(What you should do): Output the records exactly. Include every line.

-- Start of Material --

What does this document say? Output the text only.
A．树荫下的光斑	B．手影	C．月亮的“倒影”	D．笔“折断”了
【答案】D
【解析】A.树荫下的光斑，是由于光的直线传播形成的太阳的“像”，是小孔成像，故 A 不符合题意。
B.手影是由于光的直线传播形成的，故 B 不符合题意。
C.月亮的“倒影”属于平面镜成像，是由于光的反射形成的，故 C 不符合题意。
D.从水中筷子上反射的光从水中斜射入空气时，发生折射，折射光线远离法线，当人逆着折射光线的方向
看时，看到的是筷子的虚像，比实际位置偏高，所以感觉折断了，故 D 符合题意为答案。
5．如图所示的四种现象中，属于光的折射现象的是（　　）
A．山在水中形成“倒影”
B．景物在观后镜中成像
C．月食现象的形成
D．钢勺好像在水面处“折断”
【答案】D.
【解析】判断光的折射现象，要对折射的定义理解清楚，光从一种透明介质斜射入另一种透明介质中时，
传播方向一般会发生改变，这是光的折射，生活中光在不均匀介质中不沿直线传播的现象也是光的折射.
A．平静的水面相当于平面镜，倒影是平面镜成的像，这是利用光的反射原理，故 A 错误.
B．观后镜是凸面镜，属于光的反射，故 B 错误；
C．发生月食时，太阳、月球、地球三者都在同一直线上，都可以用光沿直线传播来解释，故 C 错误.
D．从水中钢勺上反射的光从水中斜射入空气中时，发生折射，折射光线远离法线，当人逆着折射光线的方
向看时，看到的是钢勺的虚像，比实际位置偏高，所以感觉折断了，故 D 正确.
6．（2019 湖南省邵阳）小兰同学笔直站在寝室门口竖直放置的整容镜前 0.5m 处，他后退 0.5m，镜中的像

-- End of Material --

(Solved exercise):
What does this document say? Output the text only.
A．树荫下的光斑	B．手影	C．月亮的“倒影”	D．笔“折断”了
【答案】D
【解析】A.树荫下的光斑，是由于光的直线传播形成的太阳的“像”，是小孔成像，故 A 不符合题意。
B.手影是由于光的直线传播形成的，故 B 不符合题意。
C.月亮的“倒影”属于平面镜成像，是由于光的反射形成的，故 C 不符合题意。
D.从水中筷子上反射的光从水中斜射入空气时，发生折射，折射光线远离法线，当人逆着折射光线的方向
看时，看到的是筷子的虚像，比实际位置偏高，所以感觉折断了，故 D 符合题意为答案。
5．如图所示的四种现象中，属于光的折射现象的是（　　）
A．山在水中形成“倒影”
B．景物在观后镜中成像
C．月食现象的形成
D．钢勺好像在水面处“折断”
【答案】D.
【解析】判断光的折射现象，要对折射的定义理解清楚，光从一种透明介质斜射入另一种透明介质中时，
传播方向一般会发生改变，这是光的折射，生活中光在不均匀介质中不沿直线传播的现象也是光的折射.
A．平静的水面相当于平面镜，倒影是平面镜成的像，这是利用光的反射原理，故 A 错误.
B．观后镜是凸面镜，属于光的反射，故 B 错误；
C．发生月食时，太阳、月球、地球三者都在同一直线上，都可以用光沿直线传播来解释，故 C 错误.
D．从水中钢勺上反射的光从水中斜射入空气中时，发生折射，折射光线远离法线，当人逆着折射光线的方
向看时，看到的是钢勺的虚像，比实际位置偏高，所以感觉折断了，故 D 正确.
6．（2019 湖南省邵阳）小兰同学笔直站在寝室门口竖直放置的整容镜前 0.5m 处，他后退 0.5m，镜中的像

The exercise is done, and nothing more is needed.